WHAT IS EXPECTED
Copy out the entries exactly, from the first line to the last.

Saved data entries
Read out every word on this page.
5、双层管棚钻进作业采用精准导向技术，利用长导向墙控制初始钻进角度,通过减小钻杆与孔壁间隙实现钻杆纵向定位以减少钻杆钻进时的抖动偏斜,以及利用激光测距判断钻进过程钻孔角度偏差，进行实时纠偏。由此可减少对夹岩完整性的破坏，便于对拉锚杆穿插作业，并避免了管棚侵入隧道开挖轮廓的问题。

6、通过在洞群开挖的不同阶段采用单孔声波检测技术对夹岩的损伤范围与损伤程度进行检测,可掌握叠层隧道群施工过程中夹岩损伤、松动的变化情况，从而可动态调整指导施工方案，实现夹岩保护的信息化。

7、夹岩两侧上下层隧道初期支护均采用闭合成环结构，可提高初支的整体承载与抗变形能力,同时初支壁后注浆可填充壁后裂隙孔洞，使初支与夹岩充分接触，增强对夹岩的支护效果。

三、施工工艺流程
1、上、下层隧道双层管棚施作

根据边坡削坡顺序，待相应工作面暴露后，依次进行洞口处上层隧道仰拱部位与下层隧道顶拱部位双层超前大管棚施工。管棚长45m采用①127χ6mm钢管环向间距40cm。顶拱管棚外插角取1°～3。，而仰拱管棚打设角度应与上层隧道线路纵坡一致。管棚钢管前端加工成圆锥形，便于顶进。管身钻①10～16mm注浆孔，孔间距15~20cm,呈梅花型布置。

SOLUTION FOR THIS TASK
Read out every word on this page.
5、双层管棚钻进作业采用精准导向技术，利用长导向墙控制初始钻进角度,通过减小钻杆与孔壁间隙实现钻杆纵向定位以减少钻杆钻进时的抖动偏斜,以及利用激光测距判断钻进过程钻孔角度偏差，进行实时纠偏。由此可减少对夹岩完整性的破坏，便于对拉锚杆穿插作业，并避免了管棚侵入隧道开挖轮廓的问题。

6、通过在洞群开挖的不同阶段采用单孔声波检测技术对夹岩的损伤范围与损伤程度进行检测,可掌握叠层隧道群施工过程中夹岩损伤、松动的变化情况，从而可动态调整指导施工方案，实现夹岩保护的信息化。

7、夹岩两侧上下层隧道初期支护均采用闭合成环结构，可提高初支的整体承载与抗变形能力,同时初支壁后注浆可填充壁后裂隙孔洞，使初支与夹岩充分接触，增强对夹岩的支护效果。

三、施工工艺流程
1、上、下层隧道双层管棚施作

根据边坡削坡顺序，待相应工作面暴露后，依次进行洞口处上层隧道仰拱部位与下层隧道顶拱部位双层超前大管棚施工。管棚长45m采用①127χ6mm钢管环向间距40cm。顶拱管棚外插角取1°～3。，而仰拱管棚打设角度应与上层隧道线路纵坡一致。管棚钢管前端加工成圆锥形，便于顶进。管身钻①10～16mm注浆孔，孔间距15~20cm,呈梅花型布置。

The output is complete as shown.